Start of EXCERPTED RECORDS
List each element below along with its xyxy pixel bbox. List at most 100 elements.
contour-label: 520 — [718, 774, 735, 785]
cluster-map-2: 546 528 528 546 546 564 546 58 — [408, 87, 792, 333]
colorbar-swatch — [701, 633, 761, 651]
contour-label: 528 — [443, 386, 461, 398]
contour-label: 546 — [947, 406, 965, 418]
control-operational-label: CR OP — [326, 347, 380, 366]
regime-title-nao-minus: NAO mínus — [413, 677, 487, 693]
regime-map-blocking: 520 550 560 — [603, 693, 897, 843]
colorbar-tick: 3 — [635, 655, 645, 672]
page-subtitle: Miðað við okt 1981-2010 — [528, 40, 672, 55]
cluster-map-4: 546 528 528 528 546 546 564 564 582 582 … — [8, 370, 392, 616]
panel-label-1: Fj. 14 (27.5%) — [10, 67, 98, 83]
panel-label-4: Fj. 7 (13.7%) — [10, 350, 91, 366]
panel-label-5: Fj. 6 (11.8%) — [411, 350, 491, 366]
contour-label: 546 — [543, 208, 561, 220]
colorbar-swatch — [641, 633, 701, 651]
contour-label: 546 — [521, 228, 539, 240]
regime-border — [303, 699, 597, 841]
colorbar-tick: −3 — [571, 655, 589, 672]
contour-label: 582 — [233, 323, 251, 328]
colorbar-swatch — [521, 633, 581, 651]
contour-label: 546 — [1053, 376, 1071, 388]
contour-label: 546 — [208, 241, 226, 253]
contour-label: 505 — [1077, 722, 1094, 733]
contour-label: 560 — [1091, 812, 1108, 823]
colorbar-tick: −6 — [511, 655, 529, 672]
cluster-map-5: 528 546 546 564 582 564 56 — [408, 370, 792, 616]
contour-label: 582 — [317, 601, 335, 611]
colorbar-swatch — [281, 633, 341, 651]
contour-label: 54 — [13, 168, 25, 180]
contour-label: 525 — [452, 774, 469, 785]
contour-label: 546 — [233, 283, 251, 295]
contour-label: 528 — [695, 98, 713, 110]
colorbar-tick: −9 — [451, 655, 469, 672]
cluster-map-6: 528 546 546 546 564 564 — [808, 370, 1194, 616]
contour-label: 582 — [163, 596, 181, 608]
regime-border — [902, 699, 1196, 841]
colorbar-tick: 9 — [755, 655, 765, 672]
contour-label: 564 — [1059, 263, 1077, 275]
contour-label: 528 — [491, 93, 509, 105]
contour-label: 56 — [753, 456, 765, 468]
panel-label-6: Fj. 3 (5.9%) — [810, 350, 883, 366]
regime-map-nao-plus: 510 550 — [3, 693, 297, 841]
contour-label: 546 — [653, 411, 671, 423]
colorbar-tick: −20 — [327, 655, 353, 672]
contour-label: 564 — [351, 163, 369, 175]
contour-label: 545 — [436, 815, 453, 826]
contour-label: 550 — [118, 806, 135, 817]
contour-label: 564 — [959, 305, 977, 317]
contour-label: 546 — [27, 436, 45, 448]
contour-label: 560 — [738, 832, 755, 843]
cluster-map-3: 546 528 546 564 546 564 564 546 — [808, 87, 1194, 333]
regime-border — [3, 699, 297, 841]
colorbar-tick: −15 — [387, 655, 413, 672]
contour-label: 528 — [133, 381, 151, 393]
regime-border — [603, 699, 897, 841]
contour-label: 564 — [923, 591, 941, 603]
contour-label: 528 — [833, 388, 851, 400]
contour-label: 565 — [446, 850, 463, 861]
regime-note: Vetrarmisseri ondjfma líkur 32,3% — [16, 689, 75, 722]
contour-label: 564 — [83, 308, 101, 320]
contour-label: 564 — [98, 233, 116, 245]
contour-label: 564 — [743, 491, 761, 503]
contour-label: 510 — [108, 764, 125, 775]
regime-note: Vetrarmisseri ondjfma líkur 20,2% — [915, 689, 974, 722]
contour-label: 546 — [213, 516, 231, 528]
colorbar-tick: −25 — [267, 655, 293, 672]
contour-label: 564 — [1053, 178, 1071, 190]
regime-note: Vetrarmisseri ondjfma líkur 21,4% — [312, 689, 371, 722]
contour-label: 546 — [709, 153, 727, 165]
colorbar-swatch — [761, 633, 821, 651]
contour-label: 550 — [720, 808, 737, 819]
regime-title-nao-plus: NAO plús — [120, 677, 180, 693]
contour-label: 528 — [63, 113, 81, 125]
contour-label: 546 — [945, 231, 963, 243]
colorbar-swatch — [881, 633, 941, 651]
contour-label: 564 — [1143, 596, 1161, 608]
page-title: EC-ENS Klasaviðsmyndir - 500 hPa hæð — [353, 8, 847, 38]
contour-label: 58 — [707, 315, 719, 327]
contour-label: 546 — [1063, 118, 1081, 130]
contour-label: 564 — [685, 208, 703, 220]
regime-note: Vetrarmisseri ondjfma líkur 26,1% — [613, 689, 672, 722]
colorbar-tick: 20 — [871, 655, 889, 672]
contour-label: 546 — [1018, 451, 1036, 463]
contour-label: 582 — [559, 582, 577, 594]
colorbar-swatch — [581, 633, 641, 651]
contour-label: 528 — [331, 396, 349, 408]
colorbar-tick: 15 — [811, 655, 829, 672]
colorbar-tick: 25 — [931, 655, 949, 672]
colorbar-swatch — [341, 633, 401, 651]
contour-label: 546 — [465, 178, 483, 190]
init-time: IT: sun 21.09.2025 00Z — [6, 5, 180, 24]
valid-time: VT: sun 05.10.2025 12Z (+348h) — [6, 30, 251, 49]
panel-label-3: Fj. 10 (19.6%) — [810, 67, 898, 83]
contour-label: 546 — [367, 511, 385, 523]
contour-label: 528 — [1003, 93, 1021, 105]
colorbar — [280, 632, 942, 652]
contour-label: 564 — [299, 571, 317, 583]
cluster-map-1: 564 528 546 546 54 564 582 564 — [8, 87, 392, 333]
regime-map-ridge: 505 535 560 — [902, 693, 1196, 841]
End of EXCERPTED RECORDS
WHAT YOU NEED TO DO
Could you arrange every line of the entries above as a Markdown table with the columns "Row" and "Entry line", numbering the rows and leaving out any blank lines?

OUTPUT BELOW
| Row | Entry line |
|---|---|
| 1 | List each element below along with its xyxy pixel bbox. List at most 100 elements. |
| 2 | contour-label: 520 — [718, 774, 735, 785] |
| 3 | cluster-map-2: 546 528 528 546 546 564 546 58 — [408, 87, 792, 333] |
| 4 | colorbar-swatch — [701, 633, 761, 651] |
| 5 | contour-label: 528 — [443, 386, 461, 398] |
| 6 | contour-label: 546 — [947, 406, 965, 418] |
| 7 | control-operational-label: CR OP — [326, 347, 380, 366] |
| 8 | regime-title-nao-minus: NAO mínus — [413, 677, 487, 693] |
| 9 | regime-map-blocking: 520 550 560 — [603, 693, 897, 843] |
| 10 | colorbar-tick: 3 — [635, 655, 645, 672] |
| 11 | page-subtitle: Miðað við okt 1981-2010 — [528, 40, 672, 55] |
| 12 | cluster-map-4: 546 528 528 528 546 546 564 564 582 582 … — [8, 370, 392, 616] |
| 13 | panel-label-1: Fj. 14 (27.5%) — [10, 67, 98, 83] |
| 14 | panel-label-4: Fj. 7 (13.7%) — [10, 350, 91, 366] |
| 15 | panel-label-5: Fj. 6 (11.8%) — [411, 350, 491, 366] |
| 16 | contour-label: 546 — [543, 208, 561, 220] |
| 17 | colorbar-swatch — [641, 633, 701, 651] |
| 18 | contour-label: 546 — [521, 228, 539, 240] |
| 19 | regime-border — [303, 699, 597, 841] |
| 20 | colorbar-tick: −3 — [571, 655, 589, 672] |
| 21 | contour-label: 582 — [233, 323, 251, 328] |
| 22 | colorbar-swatch — [521, 633, 581, 651] |
| 23 | contour-label: 546 — [1053, 376, 1071, 388] |
| 24 | contour-label: 546 — [208, 241, 226, 253] |
| 25 | contour-label: 505 — [1077, 722, 1094, 733] |
| 26 | contour-label: 560 — [1091, 812, 1108, 823] |
| 27 | colorbar-tick: −6 — [511, 655, 529, 672] |
| 28 | cluster-map-5: 528 546 546 564 582 564 56 — [408, 370, 792, 616] |
| 29 | contour-label: 582 — [317, 601, 335, 611] |
| 30 | colorbar-swatch — [281, 633, 341, 651] |
| 31 | contour-label: 54 — [13, 168, 25, 180] |
| 32 | contour-label: 525 — [452, 774, 469, 785] |
| 33 | contour-label: 546 — [233, 283, 251, 295] |
| 34 | contour-label: 528 — [695, 98, 713, 110] |
| 35 | colorbar-tick: −9 — [451, 655, 469, 672] |
| 36 | cluster-map-6: 528 546 546 546 564 564 — [808, 370, 1194, 616] |
| 37 | contour-label: 582 — [163, 596, 181, 608] |
| 38 | regime-border — [902, 699, 1196, 841] |
| 39 | colorbar-tick: 9 — [755, 655, 765, 672] |
| 40 | contour-label: 564 — [1059, 263, 1077, 275] |
| 41 | contour-label: 528 — [491, 93, 509, 105] |
| 42 | contour-label: 56 — [753, 456, 765, 468] |
| 43 | panel-label-6: Fj. 3 (5.9%) — [810, 350, 883, 366] |
| 44 | regime-map-nao-plus: 510 550 — [3, 693, 297, 841] |
| 45 | contour-label: 546 — [653, 411, 671, 423] |
| 46 | colorbar-tick: −20 — [327, 655, 353, 672] |
| 47 | contour-label: 564 — [351, 163, 369, 175] |
| 48 | contour-label: 545 — [436, 815, 453, 826] |
| 49 | contour-label: 550 — [118, 806, 135, 817] |
| 50 | contour-label: 564 — [959, 305, 977, 317] |
| 51 | contour-label: 546 — [27, 436, 45, 448] |
| 52 | contour-label: 560 — [738, 832, 755, 843] |
| 53 | cluster-map-3: 546 528 546 564 546 564 564 546 — [808, 87, 1194, 333] |
| 54 | regime-border — [3, 699, 297, 841] |
| 55 | colorbar-tick: −15 — [387, 655, 413, 672] |
| 56 | contour-label: 528 — [133, 381, 151, 393] |
| 57 | regime-border — [603, 699, 897, 841] |
| 58 | contour-label: 564 — [923, 591, 941, 603] |
| 59 | contour-label: 528 — [833, 388, 851, 400] |
| 60 | contour-label: 565 — [446, 850, 463, 861] |
| 61 | regime-note: Vetrarmisseri ondjfma líkur 32,3% — [16, 689, 75, 722] |
| 62 | contour-label: 564 — [83, 308, 101, 320] |
| 63 | contour-label: 564 — [98, 233, 116, 245] |
| 64 | contour-label: 564 — [743, 491, 761, 503] |
| 65 | contour-label: 510 — [108, 764, 125, 775] |
| 66 | regime-note: Vetrarmisseri ondjfma líkur 20,2% — [915, 689, 974, 722] |
| 67 | contour-label: 546 — [213, 516, 231, 528] |
| 68 | colorbar-tick: −25 — [267, 655, 293, 672] |
| 69 | contour-label: 564 — [1053, 178, 1071, 190] |
| 70 | regime-note: Vetrarmisseri ondjfma líkur 21,4% — [312, 689, 371, 722] |
| 71 | contour-label: 546 — [709, 153, 727, 165] |
| 72 | colorbar-swatch — [761, 633, 821, 651] |
| 73 | contour-label: 550 — [720, 808, 737, 819] |
| 74 | regime-title-nao-plus: NAO plús — [120, 677, 180, 693] |
| 75 | contour-label: 528 — [63, 113, 81, 125] |
| 76 | contour-label: 546 — [945, 231, 963, 243] |
| 77 | colorbar-swatch — [881, 633, 941, 651] |
| 78 | contour-label: 564 — [1143, 596, 1161, 608] |
| 79 | page-title: EC-ENS Klasaviðsmyndir - 500 hPa hæð — [353, 8, 847, 38] |
| 80 | contour-label: 58 — [707, 315, 719, 327] |
| 81 | contour-label: 546 — [1063, 118, 1081, 130] |
| 82 | contour-label: 564 — [685, 208, 703, 220] |
| 83 | regime-note: Vetrarmisseri ondjfma líkur 26,1% — [613, 689, 672, 722] |
| 84 | colorbar-tick: 20 — [871, 655, 889, 672] |
| 85 | contour-label: 546 — [1018, 451, 1036, 463] |
| 86 | contour-label: 582 — [559, 582, 577, 594] |
| 87 | colorbar-swatch — [581, 633, 641, 651] |
| 88 | contour-label: 528 — [331, 396, 349, 408] |
| 89 | colorbar-tick: 15 — [811, 655, 829, 672] |
| 90 | colorbar-tick: 25 — [931, 655, 949, 672] |
| 91 | colorbar-swatch — [341, 633, 401, 651] |
| 92 | contour-label: 546 — [465, 178, 483, 190] |
| 93 | init-time: IT: sun 21.09.2025 00Z — [6, 5, 180, 24] |
| 94 | valid-time: VT: sun 05.10.2025 12Z (+348h) — [6, 30, 251, 49] |
| 95 | panel-label-3: Fj. 10 (19.6%) — [810, 67, 898, 83] |
| 96 | contour-label: 546 — [367, 511, 385, 523] |
| 97 | contour-label: 528 — [1003, 93, 1021, 105] |
| 98 | colorbar — [280, 632, 942, 652] |
| 99 | contour-label: 564 — [299, 571, 317, 583] |
| 100 | cluster-map-1: 564 528 546 546 54 564 582 564 — [8, 87, 392, 333] |
| 101 | regime-map-ridge: 505 535 560 — [902, 693, 1196, 841] |